* [Task] Copy out the line containing "OCR this image." and each line after it, through the last one in the material, exactly as written.

(Dataset entries)
⁂
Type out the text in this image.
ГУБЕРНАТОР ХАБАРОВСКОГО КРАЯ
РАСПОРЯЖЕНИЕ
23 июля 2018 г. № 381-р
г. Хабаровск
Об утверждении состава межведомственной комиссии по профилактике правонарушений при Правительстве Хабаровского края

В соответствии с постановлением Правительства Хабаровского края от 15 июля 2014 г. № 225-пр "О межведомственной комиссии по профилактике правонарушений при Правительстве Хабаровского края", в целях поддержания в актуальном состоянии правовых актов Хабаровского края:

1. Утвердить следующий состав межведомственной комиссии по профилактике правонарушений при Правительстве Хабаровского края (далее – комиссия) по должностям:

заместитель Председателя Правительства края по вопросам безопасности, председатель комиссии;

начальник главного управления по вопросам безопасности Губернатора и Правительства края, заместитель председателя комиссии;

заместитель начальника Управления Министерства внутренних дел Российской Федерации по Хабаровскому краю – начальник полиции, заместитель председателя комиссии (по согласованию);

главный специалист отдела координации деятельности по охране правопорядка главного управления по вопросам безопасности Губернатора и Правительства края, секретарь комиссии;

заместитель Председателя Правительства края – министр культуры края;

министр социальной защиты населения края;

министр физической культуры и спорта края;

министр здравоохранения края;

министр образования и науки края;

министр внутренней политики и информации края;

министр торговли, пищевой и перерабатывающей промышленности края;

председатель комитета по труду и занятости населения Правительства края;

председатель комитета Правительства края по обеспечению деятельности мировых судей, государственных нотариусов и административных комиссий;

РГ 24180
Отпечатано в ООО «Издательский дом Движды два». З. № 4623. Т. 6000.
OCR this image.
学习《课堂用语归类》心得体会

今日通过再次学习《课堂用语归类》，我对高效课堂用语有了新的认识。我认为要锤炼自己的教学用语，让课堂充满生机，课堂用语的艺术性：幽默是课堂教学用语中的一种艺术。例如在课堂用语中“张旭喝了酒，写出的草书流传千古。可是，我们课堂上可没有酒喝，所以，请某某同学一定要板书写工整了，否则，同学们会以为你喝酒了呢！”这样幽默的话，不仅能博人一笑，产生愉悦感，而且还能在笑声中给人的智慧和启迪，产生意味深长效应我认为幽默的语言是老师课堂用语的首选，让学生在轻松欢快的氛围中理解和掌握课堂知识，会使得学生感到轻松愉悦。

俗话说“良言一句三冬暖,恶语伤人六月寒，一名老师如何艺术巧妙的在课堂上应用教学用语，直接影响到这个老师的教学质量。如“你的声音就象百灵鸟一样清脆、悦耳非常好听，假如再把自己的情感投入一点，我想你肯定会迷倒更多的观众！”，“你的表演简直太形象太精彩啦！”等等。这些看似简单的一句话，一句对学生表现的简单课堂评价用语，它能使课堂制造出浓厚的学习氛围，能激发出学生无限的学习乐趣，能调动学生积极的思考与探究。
⁂
* [Exercise response]
OCR this image.
学习《课堂用语归类》心得体会

今日通过再次学习《课堂用语归类》，我对高效课堂用语有了新的认识。我认为要锤炼自己的教学用语，让课堂充满生机，课堂用语的艺术性：幽默是课堂教学用语中的一种艺术。例如在课堂用语中“张旭喝了酒，写出的草书流传千古。可是，我们课堂上可没有酒喝，所以，请某某同学一定要板书写工整了，否则，同学们会以为你喝酒了呢！”这样幽默的话，不仅能博人一笑，产生愉悦感，而且还能在笑声中给人的智慧和启迪，产生意味深长效应我认为幽默的语言是老师课堂用语的首选，让学生在轻松欢快的氛围中理解和掌握课堂知识，会使得学生感到轻松愉悦。

俗话说“良言一句三冬暖,恶语伤人六月寒，一名老师如何艺术巧妙的在课堂上应用教学用语，直接影响到这个老师的教学质量。如“你的声音就象百灵鸟一样清脆、悦耳非常好听，假如再把自己的情感投入一点，我想你肯定会迷倒更多的观众！”，“你的表演简直太形象太精彩啦！”等等。这些看似简单的一句话，一句对学生表现的简单课堂评价用语，它能使课堂制造出浓厚的学习氛围，能激发出学生无限的学习乐趣，能调动学生积极的思考与探究。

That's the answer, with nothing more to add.